-- START OF Exercise inputs --

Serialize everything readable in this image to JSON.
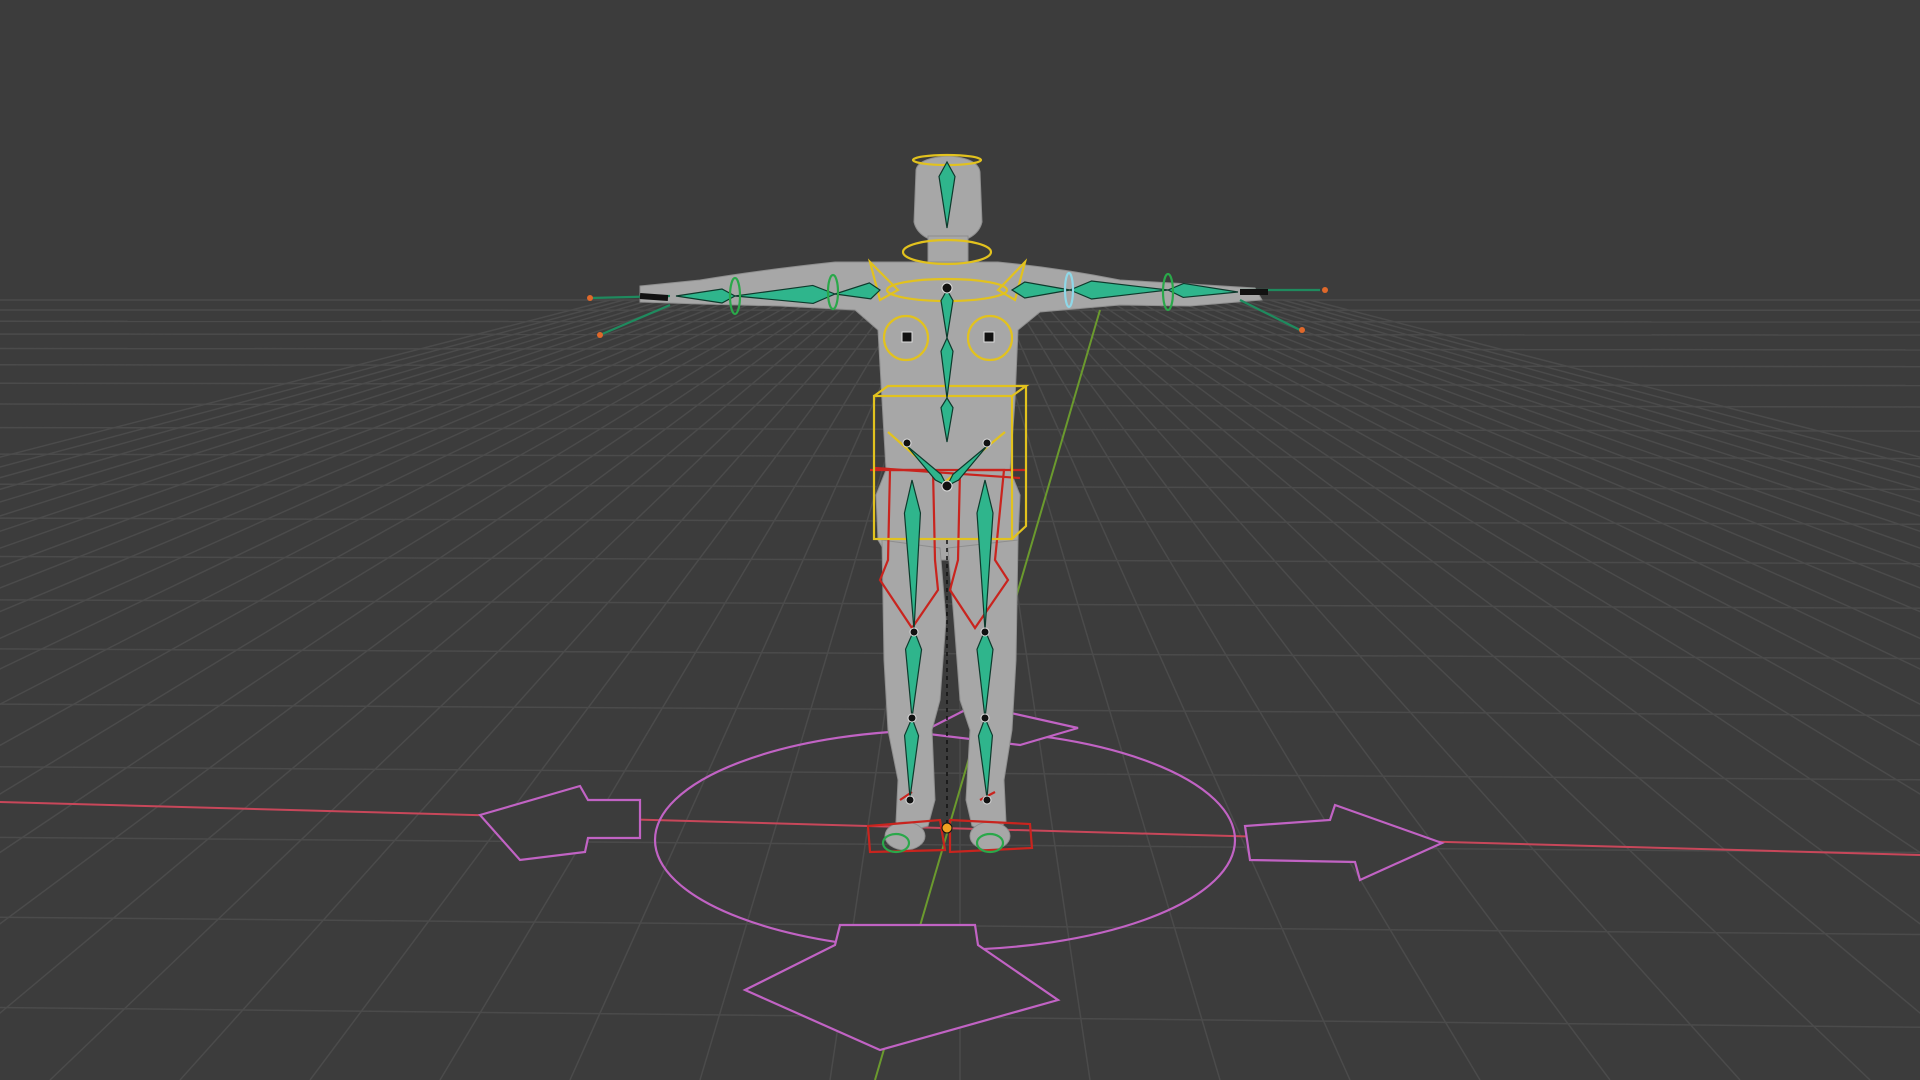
{
  "viewport": {
    "label": "3D viewport",
    "shading": "solid",
    "view": "perspective",
    "grid_visible": true,
    "background_color": "#3c3c3c",
    "grid_color": "#4a4a4a"
  },
  "axes": {
    "x_axis_color": "#c8475a",
    "y_axis_color": "#6b9a2e"
  },
  "scene": {
    "character_mesh": {
      "name": "character-mesh",
      "color": "#a8a8a8"
    },
    "armature": {
      "bone_color": "#2fb58c",
      "head_controls_color": "#e2c21e",
      "leg_ik_controls_color": "#c9241e",
      "finger_tips_color": "#e0682a",
      "shoulder_marker_color": "#8fd8e8"
    },
    "root_control": {
      "name": "root-control",
      "color": "#c163c4"
    },
    "origin": {
      "name": "object-origin",
      "color": "#f0a020"
    }
  }
}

-- END OF Exercise inputs --

● **Exercise aim**
Without including the pictures, return each record above exactly as it stands.

● **Result of this exercise**
Serialize everything readable in this image to JSON.
{
  "viewport": {
    "label": "3D viewport",
    "shading": "solid",
    "view": "perspective",
    "grid_visible": true,
    "background_color": "#3c3c3c",
    "grid_color": "#4a4a4a"
  },
  "axes": {
    "x_axis_color": "#c8475a",
    "y_axis_color": "#6b9a2e"
  },
  "scene": {
    "character_mesh": {
      "name": "character-mesh",
      "color": "#a8a8a8"
    },
    "armature": {
      "bone_color": "#2fb58c",
      "head_controls_color": "#e2c21e",
      "leg_ik_controls_color": "#c9241e",
      "finger_tips_color": "#e0682a",
      "shoulder_marker_color": "#8fd8e8"
    },
    "root_control": {
      "name": "root-control",
      "color": "#c163c4"
    },
    "origin": {
      "name": "object-origin",
      "color": "#f0a020"
    }
  }
}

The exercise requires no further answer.